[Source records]
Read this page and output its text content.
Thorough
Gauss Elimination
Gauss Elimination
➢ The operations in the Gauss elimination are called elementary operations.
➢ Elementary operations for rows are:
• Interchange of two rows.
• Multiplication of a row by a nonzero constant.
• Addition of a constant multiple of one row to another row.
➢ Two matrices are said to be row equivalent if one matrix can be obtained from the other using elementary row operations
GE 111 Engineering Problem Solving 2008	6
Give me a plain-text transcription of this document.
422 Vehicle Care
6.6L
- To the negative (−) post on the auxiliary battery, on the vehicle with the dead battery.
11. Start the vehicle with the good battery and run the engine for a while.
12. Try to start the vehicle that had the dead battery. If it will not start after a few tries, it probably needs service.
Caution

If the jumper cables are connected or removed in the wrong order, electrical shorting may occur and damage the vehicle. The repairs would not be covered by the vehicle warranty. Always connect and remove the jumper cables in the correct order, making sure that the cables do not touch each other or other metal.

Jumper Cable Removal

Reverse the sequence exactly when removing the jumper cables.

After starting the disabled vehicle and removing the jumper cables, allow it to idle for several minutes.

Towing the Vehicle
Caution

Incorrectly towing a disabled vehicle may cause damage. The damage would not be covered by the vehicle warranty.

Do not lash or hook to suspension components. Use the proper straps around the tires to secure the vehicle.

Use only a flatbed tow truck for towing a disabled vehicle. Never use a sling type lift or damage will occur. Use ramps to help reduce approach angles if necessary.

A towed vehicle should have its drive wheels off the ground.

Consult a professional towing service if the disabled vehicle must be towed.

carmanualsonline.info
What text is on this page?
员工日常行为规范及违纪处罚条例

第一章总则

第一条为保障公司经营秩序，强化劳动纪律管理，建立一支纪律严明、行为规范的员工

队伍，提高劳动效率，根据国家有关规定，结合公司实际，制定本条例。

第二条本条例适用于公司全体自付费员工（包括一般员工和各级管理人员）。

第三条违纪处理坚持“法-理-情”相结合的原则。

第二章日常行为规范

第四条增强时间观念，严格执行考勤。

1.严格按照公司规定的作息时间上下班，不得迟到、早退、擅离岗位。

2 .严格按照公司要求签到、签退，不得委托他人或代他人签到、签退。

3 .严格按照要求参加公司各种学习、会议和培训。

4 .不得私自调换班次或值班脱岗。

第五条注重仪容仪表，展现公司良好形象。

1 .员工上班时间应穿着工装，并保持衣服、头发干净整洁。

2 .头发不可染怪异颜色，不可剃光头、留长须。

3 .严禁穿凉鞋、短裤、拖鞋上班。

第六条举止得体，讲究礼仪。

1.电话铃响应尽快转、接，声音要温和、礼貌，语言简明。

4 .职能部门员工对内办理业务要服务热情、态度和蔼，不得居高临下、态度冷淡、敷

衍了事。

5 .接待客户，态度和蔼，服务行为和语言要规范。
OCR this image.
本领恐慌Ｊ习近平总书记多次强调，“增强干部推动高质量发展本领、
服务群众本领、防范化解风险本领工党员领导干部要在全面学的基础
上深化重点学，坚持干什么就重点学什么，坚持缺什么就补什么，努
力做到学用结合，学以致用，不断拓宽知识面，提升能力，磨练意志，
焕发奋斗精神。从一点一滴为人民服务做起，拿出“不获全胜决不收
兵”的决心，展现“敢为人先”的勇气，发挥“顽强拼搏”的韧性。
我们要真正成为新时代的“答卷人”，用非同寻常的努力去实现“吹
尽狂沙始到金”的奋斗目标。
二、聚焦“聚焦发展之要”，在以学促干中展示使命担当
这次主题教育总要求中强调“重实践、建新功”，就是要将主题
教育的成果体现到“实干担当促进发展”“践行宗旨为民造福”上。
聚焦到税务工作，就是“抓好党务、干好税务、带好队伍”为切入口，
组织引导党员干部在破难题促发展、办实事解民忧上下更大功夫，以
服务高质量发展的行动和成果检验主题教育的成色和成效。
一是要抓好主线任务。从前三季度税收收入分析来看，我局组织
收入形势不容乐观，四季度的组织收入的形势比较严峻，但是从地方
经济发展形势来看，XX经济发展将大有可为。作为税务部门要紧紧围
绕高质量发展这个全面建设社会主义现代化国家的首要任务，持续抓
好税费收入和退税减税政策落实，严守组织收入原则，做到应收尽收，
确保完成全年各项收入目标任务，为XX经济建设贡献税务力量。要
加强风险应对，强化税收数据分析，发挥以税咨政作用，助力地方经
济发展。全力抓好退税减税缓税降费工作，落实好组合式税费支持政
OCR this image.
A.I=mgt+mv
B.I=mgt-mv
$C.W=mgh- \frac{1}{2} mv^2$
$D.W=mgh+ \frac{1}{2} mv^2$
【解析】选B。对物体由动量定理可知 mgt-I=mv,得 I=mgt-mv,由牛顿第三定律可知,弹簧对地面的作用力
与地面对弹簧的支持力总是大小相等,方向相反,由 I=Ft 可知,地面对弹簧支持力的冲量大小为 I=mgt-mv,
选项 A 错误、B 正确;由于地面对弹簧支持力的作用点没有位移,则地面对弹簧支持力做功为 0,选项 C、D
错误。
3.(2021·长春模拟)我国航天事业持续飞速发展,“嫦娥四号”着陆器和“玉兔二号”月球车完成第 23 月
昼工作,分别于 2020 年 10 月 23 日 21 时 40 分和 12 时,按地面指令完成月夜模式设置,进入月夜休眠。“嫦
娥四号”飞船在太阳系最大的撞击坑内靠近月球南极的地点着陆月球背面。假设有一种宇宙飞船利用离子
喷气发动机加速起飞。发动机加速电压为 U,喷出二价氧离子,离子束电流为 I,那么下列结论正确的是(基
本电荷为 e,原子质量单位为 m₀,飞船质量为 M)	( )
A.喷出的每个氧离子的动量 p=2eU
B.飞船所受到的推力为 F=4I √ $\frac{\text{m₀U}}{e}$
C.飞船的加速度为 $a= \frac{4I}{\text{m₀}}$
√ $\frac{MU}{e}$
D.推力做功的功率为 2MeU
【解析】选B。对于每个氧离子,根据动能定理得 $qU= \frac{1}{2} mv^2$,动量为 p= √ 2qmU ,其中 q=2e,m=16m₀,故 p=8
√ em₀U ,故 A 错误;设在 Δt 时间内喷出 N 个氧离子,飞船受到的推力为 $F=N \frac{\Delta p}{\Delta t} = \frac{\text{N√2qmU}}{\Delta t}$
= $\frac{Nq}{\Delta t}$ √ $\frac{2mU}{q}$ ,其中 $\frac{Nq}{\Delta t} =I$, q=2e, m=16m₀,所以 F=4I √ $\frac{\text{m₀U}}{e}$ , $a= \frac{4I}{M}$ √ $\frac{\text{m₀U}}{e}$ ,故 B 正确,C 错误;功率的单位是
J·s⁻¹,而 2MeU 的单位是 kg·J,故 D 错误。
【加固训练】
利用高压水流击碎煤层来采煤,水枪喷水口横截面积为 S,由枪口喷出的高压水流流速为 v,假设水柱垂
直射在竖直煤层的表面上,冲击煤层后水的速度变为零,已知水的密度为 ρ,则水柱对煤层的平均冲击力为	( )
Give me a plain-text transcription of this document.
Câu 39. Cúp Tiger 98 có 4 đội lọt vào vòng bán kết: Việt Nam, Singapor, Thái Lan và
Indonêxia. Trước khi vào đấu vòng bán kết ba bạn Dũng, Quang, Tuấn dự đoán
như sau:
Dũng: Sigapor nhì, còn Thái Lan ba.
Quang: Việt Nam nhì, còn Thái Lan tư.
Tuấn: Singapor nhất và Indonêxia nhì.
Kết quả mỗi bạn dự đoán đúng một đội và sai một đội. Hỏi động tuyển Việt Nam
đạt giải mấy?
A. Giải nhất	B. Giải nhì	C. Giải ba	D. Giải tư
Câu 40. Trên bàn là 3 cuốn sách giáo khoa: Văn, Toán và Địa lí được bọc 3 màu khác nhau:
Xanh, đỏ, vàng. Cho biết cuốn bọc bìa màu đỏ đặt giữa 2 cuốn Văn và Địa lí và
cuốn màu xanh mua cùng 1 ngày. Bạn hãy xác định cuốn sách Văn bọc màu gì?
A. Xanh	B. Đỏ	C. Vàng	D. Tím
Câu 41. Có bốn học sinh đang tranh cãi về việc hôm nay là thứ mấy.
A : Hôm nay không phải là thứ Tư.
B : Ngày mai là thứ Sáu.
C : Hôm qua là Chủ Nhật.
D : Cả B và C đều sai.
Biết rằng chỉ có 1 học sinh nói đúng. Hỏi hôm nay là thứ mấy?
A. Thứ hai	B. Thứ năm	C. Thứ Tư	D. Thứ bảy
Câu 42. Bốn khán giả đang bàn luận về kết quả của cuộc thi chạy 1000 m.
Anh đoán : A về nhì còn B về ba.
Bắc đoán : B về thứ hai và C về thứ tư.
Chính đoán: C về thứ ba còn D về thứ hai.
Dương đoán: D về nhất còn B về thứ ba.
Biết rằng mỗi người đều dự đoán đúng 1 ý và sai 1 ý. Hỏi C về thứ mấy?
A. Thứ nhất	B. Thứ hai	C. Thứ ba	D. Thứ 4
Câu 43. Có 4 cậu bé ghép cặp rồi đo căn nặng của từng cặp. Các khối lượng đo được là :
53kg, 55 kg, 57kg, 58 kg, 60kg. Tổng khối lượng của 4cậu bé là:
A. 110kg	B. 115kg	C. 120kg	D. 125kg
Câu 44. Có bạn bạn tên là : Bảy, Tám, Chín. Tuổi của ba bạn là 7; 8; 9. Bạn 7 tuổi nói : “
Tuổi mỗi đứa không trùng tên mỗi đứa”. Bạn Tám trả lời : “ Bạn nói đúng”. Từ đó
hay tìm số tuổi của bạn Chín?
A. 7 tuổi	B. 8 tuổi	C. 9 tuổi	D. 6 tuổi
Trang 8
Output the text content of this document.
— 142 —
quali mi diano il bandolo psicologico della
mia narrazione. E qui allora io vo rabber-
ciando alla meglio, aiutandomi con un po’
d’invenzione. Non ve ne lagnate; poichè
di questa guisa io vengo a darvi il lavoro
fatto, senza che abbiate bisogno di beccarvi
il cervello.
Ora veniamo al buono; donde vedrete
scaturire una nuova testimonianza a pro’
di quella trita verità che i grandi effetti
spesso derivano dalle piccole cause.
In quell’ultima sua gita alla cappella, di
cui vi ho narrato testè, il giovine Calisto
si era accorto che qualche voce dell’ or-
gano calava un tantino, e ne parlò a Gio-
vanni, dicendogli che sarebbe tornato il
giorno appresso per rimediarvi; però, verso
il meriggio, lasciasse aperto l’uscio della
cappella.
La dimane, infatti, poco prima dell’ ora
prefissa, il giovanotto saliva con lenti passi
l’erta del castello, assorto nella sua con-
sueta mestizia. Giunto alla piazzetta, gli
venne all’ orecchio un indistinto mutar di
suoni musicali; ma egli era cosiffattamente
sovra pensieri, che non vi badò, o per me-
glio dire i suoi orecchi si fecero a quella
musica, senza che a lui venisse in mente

Exercise goal:
Copy out the lines in which the string "frac" appears.

Response to this exercise:
$C.W=mgh- \frac{1}{2} mv^2$
$D.W=mgh+ \frac{1}{2} mv^2$
B.飞船所受到的推力为 F=4I √ $\frac{\text{m₀U}}{e}$
C.飞船的加速度为 $a= \frac{4I}{\text{m₀}}$
√ $\frac{MU}{e}$
【解析】选B。对于每个氧离子,根据动能定理得 $qU= \frac{1}{2} mv^2$,动量为 p= √ 2qmU ,其中 q=2e,m=16m₀,故 p=8
√ em₀U ,故 A 错误;设在 Δt 时间内喷出 N 个氧离子,飞船受到的推力为 $F=N \frac{\Delta p}{\Delta t} = \frac{\text{N√2qmU}}{\Delta t}$
= $\frac{Nq}{\Delta t}$ √ $\frac{2mU}{q}$ ,其中 $\frac{Nq}{\Delta t} =I$, q=2e, m=16m₀,所以 F=4I √ $\frac{\text{m₀U}}{e}$ , $a= \frac{4I}{M}$ √ $\frac{\text{m₀U}}{e}$ ,故 B 正确,C 错误;功率的单位是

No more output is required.